* [EXERCISE] Scan the entries below. List each line with "Methodist".

╭─ RECORDED INFORMATION

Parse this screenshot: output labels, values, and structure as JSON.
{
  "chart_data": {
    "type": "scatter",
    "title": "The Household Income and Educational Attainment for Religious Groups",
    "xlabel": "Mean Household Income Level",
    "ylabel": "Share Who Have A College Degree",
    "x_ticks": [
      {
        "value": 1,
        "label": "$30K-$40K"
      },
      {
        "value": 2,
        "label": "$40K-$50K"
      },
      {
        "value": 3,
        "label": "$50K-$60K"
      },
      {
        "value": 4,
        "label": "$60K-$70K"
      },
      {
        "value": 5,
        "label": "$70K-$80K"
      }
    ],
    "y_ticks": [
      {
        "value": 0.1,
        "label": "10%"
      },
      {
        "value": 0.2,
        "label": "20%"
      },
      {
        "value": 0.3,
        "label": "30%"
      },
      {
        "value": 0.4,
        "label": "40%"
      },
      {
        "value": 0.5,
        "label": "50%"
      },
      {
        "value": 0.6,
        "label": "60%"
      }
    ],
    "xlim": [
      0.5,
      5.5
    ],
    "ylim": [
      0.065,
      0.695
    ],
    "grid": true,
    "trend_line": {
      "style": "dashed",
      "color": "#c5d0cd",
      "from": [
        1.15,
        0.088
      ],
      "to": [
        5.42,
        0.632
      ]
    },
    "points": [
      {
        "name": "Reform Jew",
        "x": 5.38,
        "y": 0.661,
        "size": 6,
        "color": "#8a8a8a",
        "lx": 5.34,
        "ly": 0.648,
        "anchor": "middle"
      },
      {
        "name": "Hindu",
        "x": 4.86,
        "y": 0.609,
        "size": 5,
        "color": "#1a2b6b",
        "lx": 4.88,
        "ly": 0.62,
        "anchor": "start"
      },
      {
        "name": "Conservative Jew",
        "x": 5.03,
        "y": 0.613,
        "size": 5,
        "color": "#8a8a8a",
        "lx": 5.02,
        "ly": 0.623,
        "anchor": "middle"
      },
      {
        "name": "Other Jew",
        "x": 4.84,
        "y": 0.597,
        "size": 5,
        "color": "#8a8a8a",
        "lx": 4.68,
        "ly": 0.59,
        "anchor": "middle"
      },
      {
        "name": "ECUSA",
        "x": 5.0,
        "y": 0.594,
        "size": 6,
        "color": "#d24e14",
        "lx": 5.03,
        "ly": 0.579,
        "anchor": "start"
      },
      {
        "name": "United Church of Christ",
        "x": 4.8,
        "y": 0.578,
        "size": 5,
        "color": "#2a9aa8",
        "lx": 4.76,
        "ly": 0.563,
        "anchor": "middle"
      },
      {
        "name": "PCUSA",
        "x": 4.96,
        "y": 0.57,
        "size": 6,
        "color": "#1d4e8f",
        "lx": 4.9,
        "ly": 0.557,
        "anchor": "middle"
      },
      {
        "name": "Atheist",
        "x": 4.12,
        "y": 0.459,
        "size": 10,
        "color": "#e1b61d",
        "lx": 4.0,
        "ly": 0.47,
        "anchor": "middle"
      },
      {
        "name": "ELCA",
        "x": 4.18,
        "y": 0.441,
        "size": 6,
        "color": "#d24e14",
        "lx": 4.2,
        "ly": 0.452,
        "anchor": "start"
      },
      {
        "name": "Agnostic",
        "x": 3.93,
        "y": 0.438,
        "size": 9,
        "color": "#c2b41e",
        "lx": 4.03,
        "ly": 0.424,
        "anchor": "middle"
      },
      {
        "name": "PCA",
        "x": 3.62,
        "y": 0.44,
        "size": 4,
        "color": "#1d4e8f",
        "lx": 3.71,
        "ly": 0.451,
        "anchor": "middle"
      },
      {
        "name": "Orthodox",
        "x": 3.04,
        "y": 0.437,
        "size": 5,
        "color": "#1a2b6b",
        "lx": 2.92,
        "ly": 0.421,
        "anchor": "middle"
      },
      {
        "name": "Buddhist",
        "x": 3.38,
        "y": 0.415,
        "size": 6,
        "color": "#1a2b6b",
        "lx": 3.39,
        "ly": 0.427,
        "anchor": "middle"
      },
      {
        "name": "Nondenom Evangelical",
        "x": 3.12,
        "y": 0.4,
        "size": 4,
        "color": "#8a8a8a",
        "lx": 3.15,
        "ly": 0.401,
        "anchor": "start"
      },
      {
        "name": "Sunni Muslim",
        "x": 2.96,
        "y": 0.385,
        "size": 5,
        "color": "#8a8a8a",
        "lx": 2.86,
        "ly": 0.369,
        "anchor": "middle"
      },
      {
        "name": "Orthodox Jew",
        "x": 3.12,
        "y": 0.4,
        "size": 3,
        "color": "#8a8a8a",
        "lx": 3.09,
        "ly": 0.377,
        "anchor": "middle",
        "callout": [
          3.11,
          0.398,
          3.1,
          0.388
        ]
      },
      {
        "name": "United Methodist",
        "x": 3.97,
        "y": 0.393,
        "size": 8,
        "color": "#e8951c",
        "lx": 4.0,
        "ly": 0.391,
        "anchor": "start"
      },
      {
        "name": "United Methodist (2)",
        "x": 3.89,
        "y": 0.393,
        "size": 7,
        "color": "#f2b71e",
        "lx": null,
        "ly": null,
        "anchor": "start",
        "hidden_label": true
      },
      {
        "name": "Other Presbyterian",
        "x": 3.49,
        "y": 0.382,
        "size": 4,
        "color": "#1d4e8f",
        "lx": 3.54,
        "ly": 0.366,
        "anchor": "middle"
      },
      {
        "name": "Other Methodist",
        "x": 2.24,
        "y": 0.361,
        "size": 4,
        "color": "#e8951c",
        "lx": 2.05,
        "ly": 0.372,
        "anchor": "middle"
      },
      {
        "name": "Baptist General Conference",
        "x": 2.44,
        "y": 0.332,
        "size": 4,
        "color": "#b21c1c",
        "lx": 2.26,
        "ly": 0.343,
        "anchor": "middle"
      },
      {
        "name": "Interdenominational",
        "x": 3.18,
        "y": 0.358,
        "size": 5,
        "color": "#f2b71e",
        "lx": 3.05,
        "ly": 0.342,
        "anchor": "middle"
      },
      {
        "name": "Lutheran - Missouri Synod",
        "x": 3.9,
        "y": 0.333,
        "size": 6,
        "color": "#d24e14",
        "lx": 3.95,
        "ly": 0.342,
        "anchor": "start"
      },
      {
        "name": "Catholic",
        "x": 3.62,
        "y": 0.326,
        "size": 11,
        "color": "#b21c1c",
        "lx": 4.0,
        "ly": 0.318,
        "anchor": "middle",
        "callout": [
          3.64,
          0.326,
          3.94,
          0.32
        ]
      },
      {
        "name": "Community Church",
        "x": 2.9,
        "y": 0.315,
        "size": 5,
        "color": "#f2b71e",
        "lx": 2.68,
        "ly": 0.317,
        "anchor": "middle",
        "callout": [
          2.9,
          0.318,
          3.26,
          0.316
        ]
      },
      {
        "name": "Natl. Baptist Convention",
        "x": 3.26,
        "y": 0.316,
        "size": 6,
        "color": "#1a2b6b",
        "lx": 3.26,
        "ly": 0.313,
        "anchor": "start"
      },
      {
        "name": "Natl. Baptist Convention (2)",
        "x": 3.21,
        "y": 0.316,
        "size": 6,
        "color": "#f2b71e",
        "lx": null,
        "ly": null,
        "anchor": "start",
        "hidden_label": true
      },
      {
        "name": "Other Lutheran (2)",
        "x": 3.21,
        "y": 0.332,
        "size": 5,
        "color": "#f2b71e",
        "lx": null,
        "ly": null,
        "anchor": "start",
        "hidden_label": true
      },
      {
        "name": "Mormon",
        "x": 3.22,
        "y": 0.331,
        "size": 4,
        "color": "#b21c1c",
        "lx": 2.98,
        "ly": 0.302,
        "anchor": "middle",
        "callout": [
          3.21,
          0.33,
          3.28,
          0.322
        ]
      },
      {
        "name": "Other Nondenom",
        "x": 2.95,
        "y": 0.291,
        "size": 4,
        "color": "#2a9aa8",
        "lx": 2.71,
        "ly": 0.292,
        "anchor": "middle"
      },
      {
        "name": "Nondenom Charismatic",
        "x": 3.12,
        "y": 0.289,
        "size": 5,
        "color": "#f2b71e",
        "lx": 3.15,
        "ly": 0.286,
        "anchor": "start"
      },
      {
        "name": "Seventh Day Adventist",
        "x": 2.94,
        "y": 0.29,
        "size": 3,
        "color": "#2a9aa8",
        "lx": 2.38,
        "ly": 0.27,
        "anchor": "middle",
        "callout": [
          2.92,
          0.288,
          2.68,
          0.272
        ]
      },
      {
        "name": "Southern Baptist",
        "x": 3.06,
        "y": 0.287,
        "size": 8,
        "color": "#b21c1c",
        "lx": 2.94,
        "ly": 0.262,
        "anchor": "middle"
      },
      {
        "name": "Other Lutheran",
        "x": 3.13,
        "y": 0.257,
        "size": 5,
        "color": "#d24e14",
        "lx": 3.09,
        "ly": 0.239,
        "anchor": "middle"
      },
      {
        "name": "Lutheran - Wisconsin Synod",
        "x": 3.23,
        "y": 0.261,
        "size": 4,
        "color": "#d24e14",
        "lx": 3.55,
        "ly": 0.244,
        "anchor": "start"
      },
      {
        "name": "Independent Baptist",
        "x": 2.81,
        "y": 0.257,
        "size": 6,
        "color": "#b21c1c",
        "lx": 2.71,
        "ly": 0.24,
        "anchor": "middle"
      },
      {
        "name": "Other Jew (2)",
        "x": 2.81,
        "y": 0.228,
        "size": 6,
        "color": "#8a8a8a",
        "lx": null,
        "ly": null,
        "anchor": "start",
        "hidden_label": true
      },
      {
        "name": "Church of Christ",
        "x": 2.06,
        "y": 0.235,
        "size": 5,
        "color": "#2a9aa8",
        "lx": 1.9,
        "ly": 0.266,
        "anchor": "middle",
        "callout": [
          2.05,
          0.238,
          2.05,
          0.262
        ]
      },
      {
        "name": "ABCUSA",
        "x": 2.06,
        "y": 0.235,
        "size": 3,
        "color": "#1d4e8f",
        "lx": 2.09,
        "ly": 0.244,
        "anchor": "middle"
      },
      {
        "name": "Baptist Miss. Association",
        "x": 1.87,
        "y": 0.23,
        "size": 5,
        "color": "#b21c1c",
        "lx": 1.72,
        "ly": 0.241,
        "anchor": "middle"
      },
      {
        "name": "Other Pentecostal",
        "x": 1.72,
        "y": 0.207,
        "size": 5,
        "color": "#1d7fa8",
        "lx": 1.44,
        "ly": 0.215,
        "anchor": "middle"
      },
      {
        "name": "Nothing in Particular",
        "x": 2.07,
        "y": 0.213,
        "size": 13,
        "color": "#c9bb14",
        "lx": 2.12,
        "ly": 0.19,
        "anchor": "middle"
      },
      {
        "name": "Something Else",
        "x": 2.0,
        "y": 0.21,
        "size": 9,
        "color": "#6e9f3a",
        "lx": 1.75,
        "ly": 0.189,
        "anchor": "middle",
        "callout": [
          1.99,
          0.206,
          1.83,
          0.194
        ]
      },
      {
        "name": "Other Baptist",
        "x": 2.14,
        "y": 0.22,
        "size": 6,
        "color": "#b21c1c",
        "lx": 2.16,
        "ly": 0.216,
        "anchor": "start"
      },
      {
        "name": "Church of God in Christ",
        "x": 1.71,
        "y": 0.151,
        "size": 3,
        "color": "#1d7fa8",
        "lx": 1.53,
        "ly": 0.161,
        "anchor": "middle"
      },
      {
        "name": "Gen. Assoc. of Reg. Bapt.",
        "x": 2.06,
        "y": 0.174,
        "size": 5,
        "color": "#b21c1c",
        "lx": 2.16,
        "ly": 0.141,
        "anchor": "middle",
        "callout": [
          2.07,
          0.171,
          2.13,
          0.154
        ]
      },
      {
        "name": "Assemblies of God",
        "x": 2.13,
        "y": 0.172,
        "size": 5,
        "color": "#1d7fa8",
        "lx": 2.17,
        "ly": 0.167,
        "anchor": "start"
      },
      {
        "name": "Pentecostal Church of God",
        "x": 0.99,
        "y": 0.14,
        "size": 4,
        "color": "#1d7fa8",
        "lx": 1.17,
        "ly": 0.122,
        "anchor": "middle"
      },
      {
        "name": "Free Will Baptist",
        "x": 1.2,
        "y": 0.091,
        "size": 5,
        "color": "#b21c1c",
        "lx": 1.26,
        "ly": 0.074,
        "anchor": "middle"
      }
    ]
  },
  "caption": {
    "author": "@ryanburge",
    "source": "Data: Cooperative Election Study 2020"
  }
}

╰─

* [OUTPUT]
        "name": "United Methodist",
        "name": "United Methodist (2)",
        "name": "Other Methodist",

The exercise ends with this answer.